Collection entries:
--- Start ---
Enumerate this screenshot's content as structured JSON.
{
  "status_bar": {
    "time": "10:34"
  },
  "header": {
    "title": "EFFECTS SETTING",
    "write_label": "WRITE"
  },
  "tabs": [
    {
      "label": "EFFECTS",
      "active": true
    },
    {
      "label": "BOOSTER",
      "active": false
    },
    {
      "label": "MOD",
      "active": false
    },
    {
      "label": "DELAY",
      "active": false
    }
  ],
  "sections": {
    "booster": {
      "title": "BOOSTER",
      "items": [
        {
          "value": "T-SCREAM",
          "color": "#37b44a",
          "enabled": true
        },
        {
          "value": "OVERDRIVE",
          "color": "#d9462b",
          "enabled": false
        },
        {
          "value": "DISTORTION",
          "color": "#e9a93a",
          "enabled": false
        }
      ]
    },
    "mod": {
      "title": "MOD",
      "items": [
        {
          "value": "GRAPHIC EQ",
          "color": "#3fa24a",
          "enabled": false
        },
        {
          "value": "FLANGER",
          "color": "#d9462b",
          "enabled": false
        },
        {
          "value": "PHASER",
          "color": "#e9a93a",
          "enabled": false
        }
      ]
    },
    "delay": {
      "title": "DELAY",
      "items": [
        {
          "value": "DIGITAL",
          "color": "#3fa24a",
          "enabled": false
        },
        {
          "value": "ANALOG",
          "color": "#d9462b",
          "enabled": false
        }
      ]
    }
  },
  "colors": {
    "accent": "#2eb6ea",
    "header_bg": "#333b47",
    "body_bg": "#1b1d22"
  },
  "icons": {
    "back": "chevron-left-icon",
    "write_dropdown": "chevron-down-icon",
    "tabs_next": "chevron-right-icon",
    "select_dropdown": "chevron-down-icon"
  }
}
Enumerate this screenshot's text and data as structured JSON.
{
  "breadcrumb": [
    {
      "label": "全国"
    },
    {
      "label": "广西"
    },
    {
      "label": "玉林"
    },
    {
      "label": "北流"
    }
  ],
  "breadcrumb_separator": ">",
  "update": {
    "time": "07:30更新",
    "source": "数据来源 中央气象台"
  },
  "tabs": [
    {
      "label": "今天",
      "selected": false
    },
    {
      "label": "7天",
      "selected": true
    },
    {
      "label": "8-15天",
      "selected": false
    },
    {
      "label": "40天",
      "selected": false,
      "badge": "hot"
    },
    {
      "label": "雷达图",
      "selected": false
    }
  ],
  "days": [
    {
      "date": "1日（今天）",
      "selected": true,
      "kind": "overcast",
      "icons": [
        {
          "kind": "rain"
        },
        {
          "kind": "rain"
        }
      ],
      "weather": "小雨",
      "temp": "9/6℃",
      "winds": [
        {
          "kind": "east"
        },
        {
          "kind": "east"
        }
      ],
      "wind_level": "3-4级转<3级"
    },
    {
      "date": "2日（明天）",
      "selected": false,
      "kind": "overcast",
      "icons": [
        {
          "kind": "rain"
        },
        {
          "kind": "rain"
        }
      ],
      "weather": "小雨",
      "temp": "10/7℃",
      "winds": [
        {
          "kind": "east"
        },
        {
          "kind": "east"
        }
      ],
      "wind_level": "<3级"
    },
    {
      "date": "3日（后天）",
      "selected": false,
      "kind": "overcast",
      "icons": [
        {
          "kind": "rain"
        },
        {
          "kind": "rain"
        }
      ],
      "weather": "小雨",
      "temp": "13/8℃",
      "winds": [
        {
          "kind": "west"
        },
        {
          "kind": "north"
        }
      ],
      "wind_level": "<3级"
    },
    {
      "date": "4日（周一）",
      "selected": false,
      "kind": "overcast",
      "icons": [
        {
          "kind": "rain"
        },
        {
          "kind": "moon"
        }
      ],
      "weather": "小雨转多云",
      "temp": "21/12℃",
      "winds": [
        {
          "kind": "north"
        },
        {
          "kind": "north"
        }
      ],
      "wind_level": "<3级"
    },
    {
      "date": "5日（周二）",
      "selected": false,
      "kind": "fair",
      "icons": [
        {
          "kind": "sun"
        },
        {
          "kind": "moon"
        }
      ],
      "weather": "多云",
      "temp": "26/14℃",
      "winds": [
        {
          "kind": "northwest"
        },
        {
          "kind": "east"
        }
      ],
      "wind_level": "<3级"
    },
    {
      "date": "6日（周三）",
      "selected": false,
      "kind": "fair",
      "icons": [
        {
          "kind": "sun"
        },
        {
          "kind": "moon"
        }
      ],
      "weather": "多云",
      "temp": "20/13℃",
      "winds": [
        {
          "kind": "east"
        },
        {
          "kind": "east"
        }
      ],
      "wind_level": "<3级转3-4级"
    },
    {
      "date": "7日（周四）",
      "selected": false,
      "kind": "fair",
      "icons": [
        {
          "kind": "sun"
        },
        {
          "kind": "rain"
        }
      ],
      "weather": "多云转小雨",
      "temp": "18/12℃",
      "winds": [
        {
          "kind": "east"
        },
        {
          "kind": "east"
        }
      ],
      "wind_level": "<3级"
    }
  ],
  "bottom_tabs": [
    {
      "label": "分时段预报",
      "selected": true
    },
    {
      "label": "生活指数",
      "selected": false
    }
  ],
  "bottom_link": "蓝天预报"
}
--- End ---
--- Start ---
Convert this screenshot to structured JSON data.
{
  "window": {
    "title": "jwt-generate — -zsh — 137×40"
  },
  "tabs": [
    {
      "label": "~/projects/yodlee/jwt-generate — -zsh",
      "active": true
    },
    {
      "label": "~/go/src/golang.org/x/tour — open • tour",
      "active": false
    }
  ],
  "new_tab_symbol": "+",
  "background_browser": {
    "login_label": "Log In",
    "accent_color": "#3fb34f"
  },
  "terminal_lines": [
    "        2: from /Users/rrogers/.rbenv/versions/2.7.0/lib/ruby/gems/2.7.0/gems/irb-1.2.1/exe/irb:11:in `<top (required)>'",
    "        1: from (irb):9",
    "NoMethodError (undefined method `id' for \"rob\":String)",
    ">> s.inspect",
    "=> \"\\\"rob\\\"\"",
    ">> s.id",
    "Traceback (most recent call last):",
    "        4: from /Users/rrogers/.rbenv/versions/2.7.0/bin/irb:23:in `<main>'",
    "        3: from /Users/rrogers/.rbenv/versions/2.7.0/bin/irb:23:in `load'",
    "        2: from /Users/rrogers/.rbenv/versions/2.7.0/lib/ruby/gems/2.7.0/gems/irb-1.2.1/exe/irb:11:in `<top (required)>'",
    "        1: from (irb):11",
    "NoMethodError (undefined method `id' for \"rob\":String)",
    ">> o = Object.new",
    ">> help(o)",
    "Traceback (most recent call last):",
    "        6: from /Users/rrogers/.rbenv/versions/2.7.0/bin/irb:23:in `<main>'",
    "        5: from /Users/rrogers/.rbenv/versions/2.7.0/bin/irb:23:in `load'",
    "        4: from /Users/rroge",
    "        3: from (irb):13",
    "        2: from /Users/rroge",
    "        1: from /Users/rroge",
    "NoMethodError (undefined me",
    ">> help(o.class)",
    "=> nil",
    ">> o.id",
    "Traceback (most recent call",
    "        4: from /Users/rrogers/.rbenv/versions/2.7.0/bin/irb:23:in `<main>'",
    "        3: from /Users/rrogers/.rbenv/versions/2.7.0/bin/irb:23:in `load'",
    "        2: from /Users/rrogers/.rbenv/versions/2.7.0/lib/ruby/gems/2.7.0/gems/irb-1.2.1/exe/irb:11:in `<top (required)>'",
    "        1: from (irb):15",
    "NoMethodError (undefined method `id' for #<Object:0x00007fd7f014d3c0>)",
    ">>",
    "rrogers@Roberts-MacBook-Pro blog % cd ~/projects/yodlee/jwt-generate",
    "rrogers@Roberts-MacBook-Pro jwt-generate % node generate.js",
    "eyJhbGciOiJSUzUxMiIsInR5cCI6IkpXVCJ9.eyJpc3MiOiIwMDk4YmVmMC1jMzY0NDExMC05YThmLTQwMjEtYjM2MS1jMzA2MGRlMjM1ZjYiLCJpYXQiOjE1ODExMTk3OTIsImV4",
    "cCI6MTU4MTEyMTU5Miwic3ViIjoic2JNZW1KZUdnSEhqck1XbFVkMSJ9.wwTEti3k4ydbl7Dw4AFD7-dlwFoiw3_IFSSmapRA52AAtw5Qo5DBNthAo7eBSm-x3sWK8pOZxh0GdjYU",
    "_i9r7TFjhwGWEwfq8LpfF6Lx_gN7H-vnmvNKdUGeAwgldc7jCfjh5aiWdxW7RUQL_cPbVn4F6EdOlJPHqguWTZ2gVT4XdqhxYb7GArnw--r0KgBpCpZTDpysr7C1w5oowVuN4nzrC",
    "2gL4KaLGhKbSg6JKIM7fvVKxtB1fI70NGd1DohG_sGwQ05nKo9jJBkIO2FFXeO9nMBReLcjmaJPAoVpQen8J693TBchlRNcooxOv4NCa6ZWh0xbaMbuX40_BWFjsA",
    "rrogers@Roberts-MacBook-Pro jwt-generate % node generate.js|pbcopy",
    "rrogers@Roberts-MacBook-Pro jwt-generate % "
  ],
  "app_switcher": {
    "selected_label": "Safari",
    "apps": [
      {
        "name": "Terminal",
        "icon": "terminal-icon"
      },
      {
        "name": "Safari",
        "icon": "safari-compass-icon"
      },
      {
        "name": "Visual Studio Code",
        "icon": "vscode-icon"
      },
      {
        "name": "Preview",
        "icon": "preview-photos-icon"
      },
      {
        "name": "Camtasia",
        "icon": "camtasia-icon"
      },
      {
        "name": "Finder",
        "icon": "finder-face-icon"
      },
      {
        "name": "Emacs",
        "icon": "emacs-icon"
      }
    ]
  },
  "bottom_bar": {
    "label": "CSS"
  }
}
--- End ---
● **PROBLEM DESCRIPTION**
Select every line in the material above where the string "generate" occurs, and copy it.

● **WORKED ANSWER**
    "title": "jwt-generate — -zsh — 137×40"
      "label": "~/projects/yodlee/jwt-generate — -zsh",
    "rrogers@Roberts-MacBook-Pro blog % cd ~/projects/yodlee/jwt-generate",
    "rrogers@Roberts-MacBook-Pro jwt-generate % node generate.js",
    "rrogers@Roberts-MacBook-Pro jwt-generate % node generate.js|pbcopy",
    "rrogers@Roberts-MacBook-Pro jwt-generate % "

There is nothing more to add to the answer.